- [Aim of the exercise] Reproduce the entries below word for word, leaving out the pictures.
>> START Source records
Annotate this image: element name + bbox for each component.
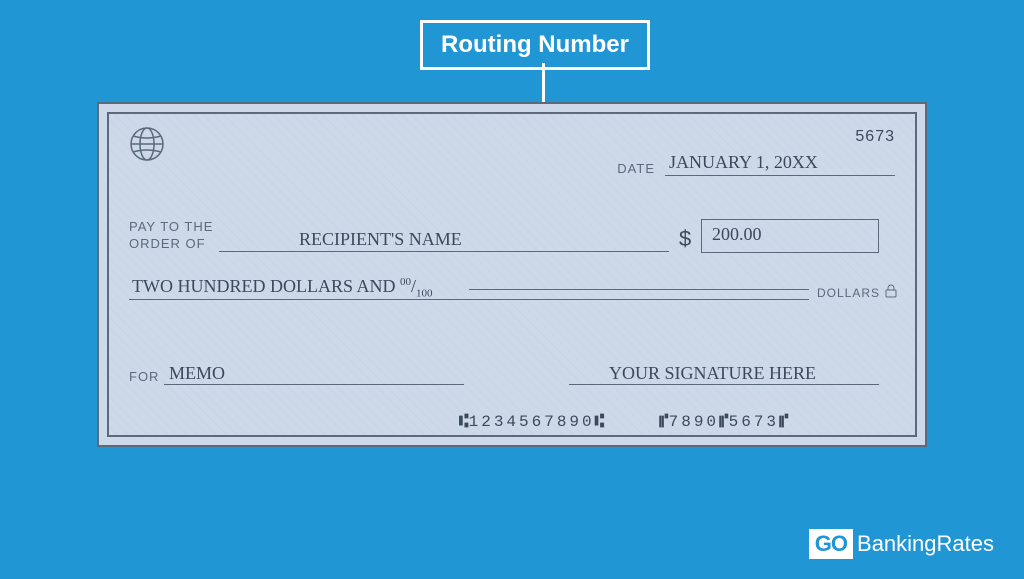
gobankingrates-logo: GO BankingRates <box>809 529 994 559</box>
payto-line2: ORDER OF <box>129 236 206 251</box>
date-label: DATE <box>617 161 655 176</box>
recipient-name: RECIPIENT'S NAME <box>299 229 462 250</box>
cents-denominator: 100 <box>416 288 433 300</box>
routing-number-callout: Routing Number <box>420 20 650 70</box>
check-number: 5673 <box>855 128 895 146</box>
payto-line1: PAY TO THE <box>129 219 213 234</box>
dollar-sign: $ <box>679 226 691 252</box>
memo-underline <box>164 384 464 385</box>
for-label: FOR <box>129 369 159 384</box>
amount-numeric-box: 200.00 <box>701 219 879 253</box>
amount-written-fill-line <box>469 289 809 290</box>
logo-go: GO <box>809 529 853 559</box>
check-digits: 5673 <box>729 413 779 431</box>
check-container: 5673 DATE JANUARY 1, 20XX PAY TO THE ORD… <box>97 102 927 447</box>
signature-value: YOUR SIGNATURE HERE <box>609 363 816 384</box>
cents-numerator: 00 <box>400 276 411 288</box>
date-row: DATE JANUARY 1, 20XX <box>617 152 895 176</box>
dollars-label: DOLLARS <box>817 286 880 300</box>
pay-to-order-label: PAY TO THE ORDER OF <box>129 219 213 253</box>
logo-text: BankingRates <box>857 531 994 557</box>
callout-label: Routing Number <box>441 31 629 58</box>
amount-written-text: TWO HUNDRED DOLLARS AND <box>132 276 400 296</box>
payto-underline <box>219 251 669 252</box>
amount-written: TWO HUNDRED DOLLARS AND 00/100 <box>132 276 433 300</box>
signature-underline <box>569 384 879 385</box>
memo-value: MEMO <box>169 363 225 384</box>
lock-icon <box>885 284 897 303</box>
account-digits: 7890 <box>669 413 719 431</box>
micr-routing-number: ⑆1234567890⑆ <box>459 413 604 431</box>
date-value: JANUARY 1, 20XX <box>665 152 895 176</box>
routing-digits: 1234567890 <box>469 413 595 431</box>
micr-account-number: ⑈7890⑈5673⑈ <box>659 413 789 431</box>
globe-icon <box>129 126 165 167</box>
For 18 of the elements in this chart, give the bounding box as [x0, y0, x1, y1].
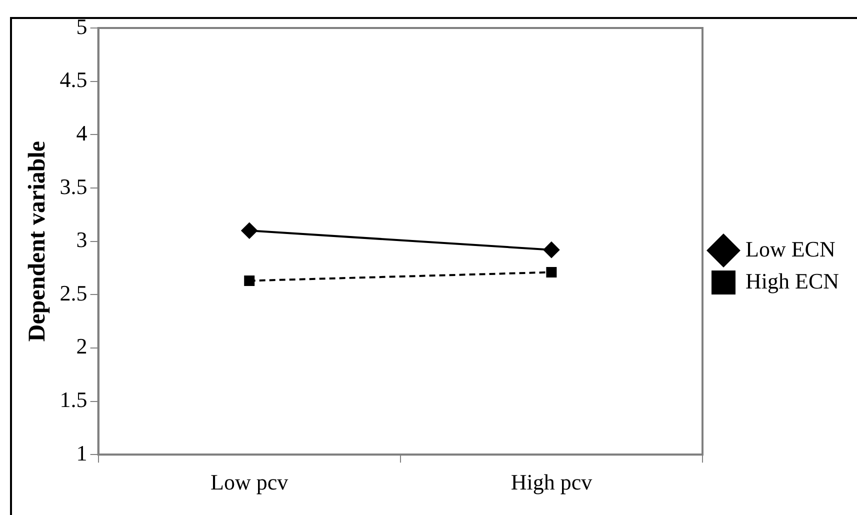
- point: [244, 276, 255, 286]
- y-tick-label: 1.5: [60, 387, 88, 412]
- x-tick-label: Low pcv: [210, 470, 288, 495]
- y-tick-label: 3: [76, 227, 88, 252]
- y-tick-label: 2: [76, 334, 88, 359]
- legend-label: Low ECN: [746, 236, 836, 262]
- y-tick-label: 2.5: [60, 280, 88, 306]
- y-axis-title: Dependent variable: [24, 140, 51, 342]
- y-tick-label: 5: [76, 14, 88, 39]
- y-tick-label: 4.5: [60, 67, 88, 92]
- legend-label: High ECN: [746, 268, 840, 294]
- point: [546, 266, 557, 278]
- point: [241, 222, 258, 239]
- y-tick-label: 3.5: [60, 174, 88, 199]
- x-tick-label: High pcv: [510, 470, 592, 495]
- y-tick-label: 1: [76, 440, 88, 466]
- y-tick-label: 4: [76, 120, 88, 146]
- point: [543, 242, 560, 258]
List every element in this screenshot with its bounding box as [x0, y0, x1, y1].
>> END Source records
- [The output]
Annotate this image: element name + bbox for each component.
gobankingrates-logo: GO BankingRates <box>809 529 994 559</box>
payto-line2: ORDER OF <box>129 236 206 251</box>
date-label: DATE <box>617 161 655 176</box>
recipient-name: RECIPIENT'S NAME <box>299 229 462 250</box>
cents-denominator: 100 <box>416 288 433 300</box>
routing-number-callout: Routing Number <box>420 20 650 70</box>
check-number: 5673 <box>855 128 895 146</box>
payto-line1: PAY TO THE <box>129 219 213 234</box>
dollar-sign: $ <box>679 226 691 252</box>
memo-underline <box>164 384 464 385</box>
for-label: FOR <box>129 369 159 384</box>
amount-numeric-box: 200.00 <box>701 219 879 253</box>
amount-written-fill-line <box>469 289 809 290</box>
logo-go: GO <box>809 529 853 559</box>
check-digits: 5673 <box>729 413 779 431</box>
check-container: 5673 DATE JANUARY 1, 20XX PAY TO THE ORD… <box>97 102 927 447</box>
signature-value: YOUR SIGNATURE HERE <box>609 363 816 384</box>
cents-numerator: 00 <box>400 276 411 288</box>
date-row: DATE JANUARY 1, 20XX <box>617 152 895 176</box>
dollars-label: DOLLARS <box>817 286 880 300</box>
pay-to-order-label: PAY TO THE ORDER OF <box>129 219 213 253</box>
logo-text: BankingRates <box>857 531 994 557</box>
callout-label: Routing Number <box>441 31 629 58</box>
amount-written-text: TWO HUNDRED DOLLARS AND <box>132 276 400 296</box>
payto-underline <box>219 251 669 252</box>
amount-written: TWO HUNDRED DOLLARS AND 00/100 <box>132 276 433 300</box>
signature-underline <box>569 384 879 385</box>
memo-value: MEMO <box>169 363 225 384</box>
lock-icon <box>885 284 897 303</box>
account-digits: 7890 <box>669 413 719 431</box>
micr-routing-number: ⑆1234567890⑆ <box>459 413 604 431</box>
date-value: JANUARY 1, 20XX <box>665 152 895 176</box>
routing-digits: 1234567890 <box>469 413 595 431</box>
micr-account-number: ⑈7890⑈5673⑈ <box>659 413 789 431</box>
globe-icon <box>129 126 165 167</box>
For 18 of the elements in this chart, give the bounding box as [x0, y0, x1, y1].
- point: [244, 276, 255, 286]
- y-tick-label: 1.5: [60, 387, 88, 412]
- x-tick-label: Low pcv: [210, 470, 288, 495]
- y-tick-label: 3: [76, 227, 88, 252]
- y-tick-label: 2: [76, 334, 88, 359]
- legend-label: Low ECN: [746, 236, 836, 262]
- y-tick-label: 2.5: [60, 280, 88, 306]
- y-axis-title: Dependent variable: [24, 140, 51, 342]
- y-tick-label: 5: [76, 14, 88, 39]
- y-tick-label: 4.5: [60, 67, 88, 92]
- legend-label: High ECN: [746, 268, 840, 294]
- point: [546, 266, 557, 278]
- point: [241, 222, 258, 239]
- y-tick-label: 3.5: [60, 174, 88, 199]
- x-tick-label: High pcv: [510, 470, 592, 495]
- y-tick-label: 1: [76, 440, 88, 466]
- y-tick-label: 4: [76, 120, 88, 146]
- point: [543, 242, 560, 258]
List every element in this screenshot with its bounding box as [x0, y0, x1, y1].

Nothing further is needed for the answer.